▶ **Material for this task**:

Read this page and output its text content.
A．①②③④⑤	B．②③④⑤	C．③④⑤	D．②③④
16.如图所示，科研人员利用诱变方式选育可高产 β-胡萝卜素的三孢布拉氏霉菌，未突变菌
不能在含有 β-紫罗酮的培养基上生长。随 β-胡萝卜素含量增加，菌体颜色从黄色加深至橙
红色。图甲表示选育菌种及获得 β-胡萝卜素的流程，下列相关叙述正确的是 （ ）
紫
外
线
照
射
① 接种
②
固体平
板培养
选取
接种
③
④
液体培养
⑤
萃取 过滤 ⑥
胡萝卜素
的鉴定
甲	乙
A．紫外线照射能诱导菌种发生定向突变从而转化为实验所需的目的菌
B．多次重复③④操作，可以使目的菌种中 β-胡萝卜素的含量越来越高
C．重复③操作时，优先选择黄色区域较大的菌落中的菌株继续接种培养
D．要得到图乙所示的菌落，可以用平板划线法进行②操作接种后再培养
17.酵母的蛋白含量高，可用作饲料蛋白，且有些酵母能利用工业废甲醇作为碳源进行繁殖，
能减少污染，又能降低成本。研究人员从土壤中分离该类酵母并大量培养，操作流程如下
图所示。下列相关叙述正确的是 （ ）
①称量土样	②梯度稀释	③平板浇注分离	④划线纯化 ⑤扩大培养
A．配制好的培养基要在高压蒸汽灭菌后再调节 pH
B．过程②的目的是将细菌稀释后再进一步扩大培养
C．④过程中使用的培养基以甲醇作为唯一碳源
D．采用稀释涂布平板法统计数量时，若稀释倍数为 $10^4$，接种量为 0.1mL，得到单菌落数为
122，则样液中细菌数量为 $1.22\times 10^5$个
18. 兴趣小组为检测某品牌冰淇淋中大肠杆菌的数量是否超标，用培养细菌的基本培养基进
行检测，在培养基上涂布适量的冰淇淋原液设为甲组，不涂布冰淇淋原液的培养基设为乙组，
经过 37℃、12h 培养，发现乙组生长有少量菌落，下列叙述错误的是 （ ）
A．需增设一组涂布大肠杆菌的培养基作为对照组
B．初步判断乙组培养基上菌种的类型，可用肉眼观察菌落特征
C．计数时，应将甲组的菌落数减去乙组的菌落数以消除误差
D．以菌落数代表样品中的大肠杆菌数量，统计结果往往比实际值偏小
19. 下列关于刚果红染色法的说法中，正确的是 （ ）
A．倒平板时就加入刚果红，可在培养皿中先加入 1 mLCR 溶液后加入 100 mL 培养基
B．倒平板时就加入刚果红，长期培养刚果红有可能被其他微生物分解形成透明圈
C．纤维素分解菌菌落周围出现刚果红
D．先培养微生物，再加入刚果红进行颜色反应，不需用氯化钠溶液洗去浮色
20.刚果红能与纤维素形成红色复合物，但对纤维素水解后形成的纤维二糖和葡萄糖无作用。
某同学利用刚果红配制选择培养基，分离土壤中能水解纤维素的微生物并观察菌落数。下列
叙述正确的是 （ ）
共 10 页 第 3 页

▶ **What the exercise asks**: Establish how many lines of the records contain the string "下列相关叙述正确的是" and state that number without elaboration.

▶ **Complete response**: 2